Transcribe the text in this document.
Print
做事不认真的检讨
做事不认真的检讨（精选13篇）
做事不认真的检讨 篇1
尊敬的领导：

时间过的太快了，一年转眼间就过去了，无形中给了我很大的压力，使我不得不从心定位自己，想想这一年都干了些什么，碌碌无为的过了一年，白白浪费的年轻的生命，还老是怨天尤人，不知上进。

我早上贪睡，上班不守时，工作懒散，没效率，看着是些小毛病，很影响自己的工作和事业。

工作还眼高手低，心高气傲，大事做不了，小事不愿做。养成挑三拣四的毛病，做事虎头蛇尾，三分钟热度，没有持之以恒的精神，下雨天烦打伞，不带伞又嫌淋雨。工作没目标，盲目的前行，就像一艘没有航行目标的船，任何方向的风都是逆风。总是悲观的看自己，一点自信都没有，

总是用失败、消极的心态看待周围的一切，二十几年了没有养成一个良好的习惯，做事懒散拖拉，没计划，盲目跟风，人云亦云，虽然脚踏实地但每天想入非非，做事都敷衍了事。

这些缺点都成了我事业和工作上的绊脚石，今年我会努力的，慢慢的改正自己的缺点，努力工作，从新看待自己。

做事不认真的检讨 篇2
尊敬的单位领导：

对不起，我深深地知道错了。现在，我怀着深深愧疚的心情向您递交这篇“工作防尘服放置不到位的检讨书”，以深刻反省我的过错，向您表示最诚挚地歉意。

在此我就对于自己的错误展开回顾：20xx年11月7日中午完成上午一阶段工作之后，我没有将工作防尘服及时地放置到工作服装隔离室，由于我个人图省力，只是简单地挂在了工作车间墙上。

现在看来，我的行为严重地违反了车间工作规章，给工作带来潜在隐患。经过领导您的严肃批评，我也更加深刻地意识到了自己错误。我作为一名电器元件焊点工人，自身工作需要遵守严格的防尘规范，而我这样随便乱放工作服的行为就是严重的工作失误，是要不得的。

+--

▶ _Set problem_: Output the data above exactly, please, line for line.

▶ _Output below_:
Transcribe the text in this document.
Print
做事不认真的检讨
做事不认真的检讨（精选13篇）
做事不认真的检讨 篇1
尊敬的领导：

时间过的太快了，一年转眼间就过去了，无形中给了我很大的压力，使我不得不从心定位自己，想想这一年都干了些什么，碌碌无为的过了一年，白白浪费的年轻的生命，还老是怨天尤人，不知上进。

我早上贪睡，上班不守时，工作懒散，没效率，看着是些小毛病，很影响自己的工作和事业。

工作还眼高手低，心高气傲，大事做不了，小事不愿做。养成挑三拣四的毛病，做事虎头蛇尾，三分钟热度，没有持之以恒的精神，下雨天烦打伞，不带伞又嫌淋雨。工作没目标，盲目的前行，就像一艘没有航行目标的船，任何方向的风都是逆风。总是悲观的看自己，一点自信都没有，

总是用失败、消极的心态看待周围的一切，二十几年了没有养成一个良好的习惯，做事懒散拖拉，没计划，盲目跟风，人云亦云，虽然脚踏实地但每天想入非非，做事都敷衍了事。

这些缺点都成了我事业和工作上的绊脚石，今年我会努力的，慢慢的改正自己的缺点，努力工作，从新看待自己。

做事不认真的检讨 篇2
尊敬的单位领导：

对不起，我深深地知道错了。现在，我怀着深深愧疚的心情向您递交这篇“工作防尘服放置不到位的检讨书”，以深刻反省我的过错，向您表示最诚挚地歉意。

在此我就对于自己的错误展开回顾：20xx年11月7日中午完成上午一阶段工作之后，我没有将工作防尘服及时地放置到工作服装隔离室，由于我个人图省力，只是简单地挂在了工作车间墙上。

现在看来，我的行为严重地违反了车间工作规章，给工作带来潜在隐患。经过领导您的严肃批评，我也更加深刻地意识到了自己错误。我作为一名电器元件焊点工人，自身工作需要遵守严格的防尘规范，而我这样随便乱放工作服的行为就是严重的工作失误，是要不得的。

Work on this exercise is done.